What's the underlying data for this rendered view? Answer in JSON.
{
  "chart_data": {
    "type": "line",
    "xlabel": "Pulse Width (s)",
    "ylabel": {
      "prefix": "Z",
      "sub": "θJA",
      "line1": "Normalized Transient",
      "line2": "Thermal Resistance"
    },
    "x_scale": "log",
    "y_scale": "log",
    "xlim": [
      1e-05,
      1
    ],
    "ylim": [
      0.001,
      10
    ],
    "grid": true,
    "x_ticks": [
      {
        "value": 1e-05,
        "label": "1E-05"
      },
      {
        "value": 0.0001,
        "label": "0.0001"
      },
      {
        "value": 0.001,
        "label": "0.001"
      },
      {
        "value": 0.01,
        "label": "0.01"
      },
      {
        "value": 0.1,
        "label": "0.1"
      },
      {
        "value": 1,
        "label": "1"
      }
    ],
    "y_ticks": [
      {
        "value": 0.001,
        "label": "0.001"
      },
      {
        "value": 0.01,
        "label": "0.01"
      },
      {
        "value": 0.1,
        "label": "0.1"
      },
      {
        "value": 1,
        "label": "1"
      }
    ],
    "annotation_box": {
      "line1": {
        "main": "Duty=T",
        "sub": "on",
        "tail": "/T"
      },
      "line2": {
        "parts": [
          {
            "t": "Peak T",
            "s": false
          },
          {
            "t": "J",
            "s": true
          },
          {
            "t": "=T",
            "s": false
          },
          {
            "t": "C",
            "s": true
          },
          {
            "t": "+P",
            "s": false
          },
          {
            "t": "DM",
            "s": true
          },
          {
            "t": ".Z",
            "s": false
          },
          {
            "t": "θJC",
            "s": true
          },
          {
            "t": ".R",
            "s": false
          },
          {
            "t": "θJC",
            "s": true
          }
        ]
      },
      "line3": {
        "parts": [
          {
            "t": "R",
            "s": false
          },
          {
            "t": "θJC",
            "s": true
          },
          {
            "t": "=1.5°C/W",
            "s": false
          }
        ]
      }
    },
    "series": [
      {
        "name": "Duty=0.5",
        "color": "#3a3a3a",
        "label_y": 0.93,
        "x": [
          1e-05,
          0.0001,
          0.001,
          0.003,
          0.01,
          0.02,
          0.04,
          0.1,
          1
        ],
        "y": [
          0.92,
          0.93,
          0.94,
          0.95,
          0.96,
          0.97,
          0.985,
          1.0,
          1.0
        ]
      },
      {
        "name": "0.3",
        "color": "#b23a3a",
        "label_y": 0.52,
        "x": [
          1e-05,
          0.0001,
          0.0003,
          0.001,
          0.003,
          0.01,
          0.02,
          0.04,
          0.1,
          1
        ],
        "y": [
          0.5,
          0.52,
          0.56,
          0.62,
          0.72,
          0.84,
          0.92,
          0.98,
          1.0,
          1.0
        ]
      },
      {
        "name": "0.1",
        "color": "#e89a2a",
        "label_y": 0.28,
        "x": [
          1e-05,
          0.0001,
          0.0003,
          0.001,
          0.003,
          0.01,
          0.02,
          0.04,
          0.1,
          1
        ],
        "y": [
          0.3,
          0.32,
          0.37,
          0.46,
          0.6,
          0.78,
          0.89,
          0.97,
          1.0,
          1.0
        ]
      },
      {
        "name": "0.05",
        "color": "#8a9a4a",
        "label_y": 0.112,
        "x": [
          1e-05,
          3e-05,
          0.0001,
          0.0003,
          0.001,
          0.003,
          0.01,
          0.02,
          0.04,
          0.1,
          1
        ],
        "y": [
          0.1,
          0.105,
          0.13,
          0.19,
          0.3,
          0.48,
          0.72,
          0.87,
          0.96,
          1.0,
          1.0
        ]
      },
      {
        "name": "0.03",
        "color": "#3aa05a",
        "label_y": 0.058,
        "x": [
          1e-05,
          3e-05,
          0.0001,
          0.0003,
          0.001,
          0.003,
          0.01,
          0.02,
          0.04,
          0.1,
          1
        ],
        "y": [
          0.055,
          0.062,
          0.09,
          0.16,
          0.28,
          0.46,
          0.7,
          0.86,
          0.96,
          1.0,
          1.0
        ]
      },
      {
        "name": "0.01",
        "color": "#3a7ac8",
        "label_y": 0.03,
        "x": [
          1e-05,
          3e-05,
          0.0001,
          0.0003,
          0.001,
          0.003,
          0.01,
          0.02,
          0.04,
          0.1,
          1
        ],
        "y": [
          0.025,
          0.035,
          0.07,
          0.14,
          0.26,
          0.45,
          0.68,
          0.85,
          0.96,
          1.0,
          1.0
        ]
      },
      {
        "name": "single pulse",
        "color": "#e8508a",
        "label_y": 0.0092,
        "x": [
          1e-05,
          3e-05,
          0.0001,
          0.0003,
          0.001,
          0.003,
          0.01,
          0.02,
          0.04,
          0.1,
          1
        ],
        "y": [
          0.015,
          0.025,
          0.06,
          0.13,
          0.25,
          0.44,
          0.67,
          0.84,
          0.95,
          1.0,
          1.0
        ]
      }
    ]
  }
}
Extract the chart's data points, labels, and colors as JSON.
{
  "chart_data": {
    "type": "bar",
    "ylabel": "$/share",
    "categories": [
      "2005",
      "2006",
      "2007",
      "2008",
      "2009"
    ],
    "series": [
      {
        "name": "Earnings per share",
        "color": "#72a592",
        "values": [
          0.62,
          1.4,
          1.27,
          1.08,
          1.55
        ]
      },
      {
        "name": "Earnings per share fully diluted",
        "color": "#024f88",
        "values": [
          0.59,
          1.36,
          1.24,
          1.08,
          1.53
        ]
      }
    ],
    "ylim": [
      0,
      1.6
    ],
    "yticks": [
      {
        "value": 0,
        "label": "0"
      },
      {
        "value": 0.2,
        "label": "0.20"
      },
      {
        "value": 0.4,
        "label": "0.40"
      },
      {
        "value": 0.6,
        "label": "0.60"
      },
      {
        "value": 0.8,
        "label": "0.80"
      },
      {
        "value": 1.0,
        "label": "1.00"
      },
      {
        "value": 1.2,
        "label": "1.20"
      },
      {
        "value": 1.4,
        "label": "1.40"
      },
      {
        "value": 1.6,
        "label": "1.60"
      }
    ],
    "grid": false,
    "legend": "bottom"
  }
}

::::::::::

## [PROBLEM DETAILS]
Reproduce the entire listing word for word.

## [EXERCISE OUTPUT]
What's the underlying data for this rendered view? Answer in JSON.
{
  "chart_data": {
    "type": "line",
    "xlabel": "Pulse Width (s)",
    "ylabel": {
      "prefix": "Z",
      "sub": "θJA",
      "line1": "Normalized Transient",
      "line2": "Thermal Resistance"
    },
    "x_scale": "log",
    "y_scale": "log",
    "xlim": [
      1e-05,
      1
    ],
    "ylim": [
      0.001,
      10
    ],
    "grid": true,
    "x_ticks": [
      {
        "value": 1e-05,
        "label": "1E-05"
      },
      {
        "value": 0.0001,
        "label": "0.0001"
      },
      {
        "value": 0.001,
        "label": "0.001"
      },
      {
        "value": 0.01,
        "label": "0.01"
      },
      {
        "value": 0.1,
        "label": "0.1"
      },
      {
        "value": 1,
        "label": "1"
      }
    ],
    "y_ticks": [
      {
        "value": 0.001,
        "label": "0.001"
      },
      {
        "value": 0.01,
        "label": "0.01"
      },
      {
        "value": 0.1,
        "label": "0.1"
      },
      {
        "value": 1,
        "label": "1"
      }
    ],
    "annotation_box": {
      "line1": {
        "main": "Duty=T",
        "sub": "on",
        "tail": "/T"
      },
      "line2": {
        "parts": [
          {
            "t": "Peak T",
            "s": false
          },
          {
            "t": "J",
            "s": true
          },
          {
            "t": "=T",
            "s": false
          },
          {
            "t": "C",
            "s": true
          },
          {
            "t": "+P",
            "s": false
          },
          {
            "t": "DM",
            "s": true
          },
          {
            "t": ".Z",
            "s": false
          },
          {
            "t": "θJC",
            "s": true
          },
          {
            "t": ".R",
            "s": false
          },
          {
            "t": "θJC",
            "s": true
          }
        ]
      },
      "line3": {
        "parts": [
          {
            "t": "R",
            "s": false
          },
          {
            "t": "θJC",
            "s": true
          },
          {
            "t": "=1.5°C/W",
            "s": false
          }
        ]
      }
    },
    "series": [
      {
        "name": "Duty=0.5",
        "color": "#3a3a3a",
        "label_y": 0.93,
        "x": [
          1e-05,
          0.0001,
          0.001,
          0.003,
          0.01,
          0.02,
          0.04,
          0.1,
          1
        ],
        "y": [
          0.92,
          0.93,
          0.94,
          0.95,
          0.96,
          0.97,
          0.985,
          1.0,
          1.0
        ]
      },
      {
        "name": "0.3",
        "color": "#b23a3a",
        "label_y": 0.52,
        "x": [
          1e-05,
          0.0001,
          0.0003,
          0.001,
          0.003,
          0.01,
          0.02,
          0.04,
          0.1,
          1
        ],
        "y": [
          0.5,
          0.52,
          0.56,
          0.62,
          0.72,
          0.84,
          0.92,
          0.98,
          1.0,
          1.0
        ]
      },
      {
        "name": "0.1",
        "color": "#e89a2a",
        "label_y": 0.28,
        "x": [
          1e-05,
          0.0001,
          0.0003,
          0.001,
          0.003,
          0.01,
          0.02,
          0.04,
          0.1,
          1
        ],
        "y": [
          0.3,
          0.32,
          0.37,
          0.46,
          0.6,
          0.78,
          0.89,
          0.97,
          1.0,
          1.0
        ]
      },
      {
        "name": "0.05",
        "color": "#8a9a4a",
        "label_y": 0.112,
        "x": [
          1e-05,
          3e-05,
          0.0001,
          0.0003,
          0.001,
          0.003,
          0.01,
          0.02,
          0.04,
          0.1,
          1
        ],
        "y": [
          0.1,
          0.105,
          0.13,
          0.19,
          0.3,
          0.48,
          0.72,
          0.87,
          0.96,
          1.0,
          1.0
        ]
      },
      {
        "name": "0.03",
        "color": "#3aa05a",
        "label_y": 0.058,
        "x": [
          1e-05,
          3e-05,
          0.0001,
          0.0003,
          0.001,
          0.003,
          0.01,
          0.02,
          0.04,
          0.1,
          1
        ],
        "y": [
          0.055,
          0.062,
          0.09,
          0.16,
          0.28,
          0.46,
          0.7,
          0.86,
          0.96,
          1.0,
          1.0
        ]
      },
      {
        "name": "0.01",
        "color": "#3a7ac8",
        "label_y": 0.03,
        "x": [
          1e-05,
          3e-05,
          0.0001,
          0.0003,
          0.001,
          0.003,
          0.01,
          0.02,
          0.04,
          0.1,
          1
        ],
        "y": [
          0.025,
          0.035,
          0.07,
          0.14,
          0.26,
          0.45,
          0.68,
          0.85,
          0.96,
          1.0,
          1.0
        ]
      },
      {
        "name": "single pulse",
        "color": "#e8508a",
        "label_y": 0.0092,
        "x": [
          1e-05,
          3e-05,
          0.0001,
          0.0003,
          0.001,
          0.003,
          0.01,
          0.02,
          0.04,
          0.1,
          1
        ],
        "y": [
          0.015,
          0.025,
          0.06,
          0.13,
          0.25,
          0.44,
          0.67,
          0.84,
          0.95,
          1.0,
          1.0
        ]
      }
    ]
  }
}
Extract the chart's data points, labels, and colors as JSON.
{
  "chart_data": {
    "type": "bar",
    "ylabel": "$/share",
    "categories": [
      "2005",
      "2006",
      "2007",
      "2008",
      "2009"
    ],
    "series": [
      {
        "name": "Earnings per share",
        "color": "#72a592",
        "values": [
          0.62,
          1.4,
          1.27,
          1.08,
          1.55
        ]
      },
      {
        "name": "Earnings per share fully diluted",
        "color": "#024f88",
        "values": [
          0.59,
          1.36,
          1.24,
          1.08,
          1.53
        ]
      }
    ],
    "ylim": [
      0,
      1.6
    ],
    "yticks": [
      {
        "value": 0,
        "label": "0"
      },
      {
        "value": 0.2,
        "label": "0.20"
      },
      {
        "value": 0.4,
        "label": "0.40"
      },
      {
        "value": 0.6,
        "label": "0.60"
      },
      {
        "value": 0.8,
        "label": "0.80"
      },
      {
        "value": 1.0,
        "label": "1.00"
      },
      {
        "value": 1.2,
        "label": "1.20"
      },
      {
        "value": 1.4,
        "label": "1.40"
      },
      {
        "value": 1.6,
        "label": "1.60"
      }
    ],
    "grid": false,
    "legend": "bottom"
  }
}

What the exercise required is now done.